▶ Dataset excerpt

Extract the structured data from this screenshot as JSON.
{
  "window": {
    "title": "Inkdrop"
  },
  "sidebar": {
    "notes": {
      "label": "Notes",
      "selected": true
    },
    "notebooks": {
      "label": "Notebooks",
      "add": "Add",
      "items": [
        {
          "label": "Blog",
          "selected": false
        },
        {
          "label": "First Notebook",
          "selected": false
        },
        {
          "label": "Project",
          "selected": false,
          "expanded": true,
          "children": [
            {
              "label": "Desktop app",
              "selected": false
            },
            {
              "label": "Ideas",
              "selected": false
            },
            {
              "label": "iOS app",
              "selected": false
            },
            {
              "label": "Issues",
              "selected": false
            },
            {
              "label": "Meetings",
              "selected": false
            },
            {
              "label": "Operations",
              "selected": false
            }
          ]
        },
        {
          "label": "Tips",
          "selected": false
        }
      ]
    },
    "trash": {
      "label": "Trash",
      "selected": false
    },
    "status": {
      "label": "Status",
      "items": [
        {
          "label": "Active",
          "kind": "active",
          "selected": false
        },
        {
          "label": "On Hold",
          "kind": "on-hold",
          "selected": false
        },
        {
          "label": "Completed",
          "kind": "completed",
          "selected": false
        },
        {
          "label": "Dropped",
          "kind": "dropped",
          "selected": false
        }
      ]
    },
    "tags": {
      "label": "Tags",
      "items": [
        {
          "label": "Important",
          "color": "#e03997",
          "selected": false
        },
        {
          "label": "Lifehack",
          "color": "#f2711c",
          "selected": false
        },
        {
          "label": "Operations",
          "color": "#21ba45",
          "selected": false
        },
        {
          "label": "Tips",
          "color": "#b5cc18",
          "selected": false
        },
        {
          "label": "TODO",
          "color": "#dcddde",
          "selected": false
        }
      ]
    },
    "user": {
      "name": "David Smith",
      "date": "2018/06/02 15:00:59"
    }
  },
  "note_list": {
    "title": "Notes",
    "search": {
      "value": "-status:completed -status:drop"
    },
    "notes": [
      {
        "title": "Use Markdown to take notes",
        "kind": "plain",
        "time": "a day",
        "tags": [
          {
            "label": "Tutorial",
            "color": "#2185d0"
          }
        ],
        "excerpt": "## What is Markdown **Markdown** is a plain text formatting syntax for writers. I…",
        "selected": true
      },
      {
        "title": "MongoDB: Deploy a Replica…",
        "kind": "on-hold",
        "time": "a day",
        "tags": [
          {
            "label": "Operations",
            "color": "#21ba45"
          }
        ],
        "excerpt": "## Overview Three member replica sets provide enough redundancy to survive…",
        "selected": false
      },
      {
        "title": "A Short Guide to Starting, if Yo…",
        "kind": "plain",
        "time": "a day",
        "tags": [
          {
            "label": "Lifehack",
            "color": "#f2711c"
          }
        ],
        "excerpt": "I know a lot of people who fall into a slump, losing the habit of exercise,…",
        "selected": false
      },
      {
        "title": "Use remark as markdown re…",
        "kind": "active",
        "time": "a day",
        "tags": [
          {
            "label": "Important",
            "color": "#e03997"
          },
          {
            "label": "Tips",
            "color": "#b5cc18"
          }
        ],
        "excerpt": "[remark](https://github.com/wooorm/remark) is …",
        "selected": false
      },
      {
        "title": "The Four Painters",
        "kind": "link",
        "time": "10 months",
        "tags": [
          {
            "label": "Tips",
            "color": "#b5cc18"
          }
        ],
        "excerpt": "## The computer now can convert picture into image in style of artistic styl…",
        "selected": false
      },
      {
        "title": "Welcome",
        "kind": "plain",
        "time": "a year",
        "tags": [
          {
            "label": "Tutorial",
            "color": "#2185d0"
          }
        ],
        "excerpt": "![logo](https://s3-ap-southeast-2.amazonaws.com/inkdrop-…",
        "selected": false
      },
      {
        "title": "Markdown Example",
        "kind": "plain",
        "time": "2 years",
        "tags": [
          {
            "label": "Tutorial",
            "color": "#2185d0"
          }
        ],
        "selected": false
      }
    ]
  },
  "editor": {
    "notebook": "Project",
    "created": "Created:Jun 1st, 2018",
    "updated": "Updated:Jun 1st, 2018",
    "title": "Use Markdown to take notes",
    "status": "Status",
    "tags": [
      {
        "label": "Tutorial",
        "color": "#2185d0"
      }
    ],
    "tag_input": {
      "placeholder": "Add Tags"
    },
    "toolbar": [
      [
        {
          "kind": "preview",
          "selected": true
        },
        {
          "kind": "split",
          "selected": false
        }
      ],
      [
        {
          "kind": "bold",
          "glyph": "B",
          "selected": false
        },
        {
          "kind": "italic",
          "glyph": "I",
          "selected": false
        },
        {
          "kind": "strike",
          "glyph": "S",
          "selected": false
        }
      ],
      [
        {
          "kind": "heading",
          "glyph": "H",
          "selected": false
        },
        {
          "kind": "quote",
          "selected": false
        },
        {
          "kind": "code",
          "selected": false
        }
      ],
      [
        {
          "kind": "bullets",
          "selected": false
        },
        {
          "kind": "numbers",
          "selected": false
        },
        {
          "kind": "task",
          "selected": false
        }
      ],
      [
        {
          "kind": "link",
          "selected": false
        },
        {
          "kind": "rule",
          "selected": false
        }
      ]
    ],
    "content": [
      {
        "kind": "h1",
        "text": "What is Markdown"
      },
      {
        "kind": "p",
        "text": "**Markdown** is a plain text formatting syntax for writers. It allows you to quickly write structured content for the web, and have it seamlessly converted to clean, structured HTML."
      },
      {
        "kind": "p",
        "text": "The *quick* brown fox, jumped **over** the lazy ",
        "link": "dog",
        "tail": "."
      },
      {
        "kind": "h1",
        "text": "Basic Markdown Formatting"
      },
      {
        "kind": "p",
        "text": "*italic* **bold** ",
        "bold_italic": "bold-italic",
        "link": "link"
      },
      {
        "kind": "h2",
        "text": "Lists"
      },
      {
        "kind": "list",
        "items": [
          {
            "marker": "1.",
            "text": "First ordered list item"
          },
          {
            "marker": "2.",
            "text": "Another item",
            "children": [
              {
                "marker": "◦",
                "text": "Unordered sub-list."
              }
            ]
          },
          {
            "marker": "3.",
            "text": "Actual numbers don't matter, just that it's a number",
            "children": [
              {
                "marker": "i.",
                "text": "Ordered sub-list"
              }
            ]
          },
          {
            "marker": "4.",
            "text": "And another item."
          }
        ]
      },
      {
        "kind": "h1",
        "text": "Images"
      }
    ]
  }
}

▶ Given request
What is the number of lines in the listing that include the word "structured"? Give that number and nothing else.

▶ Written answer
2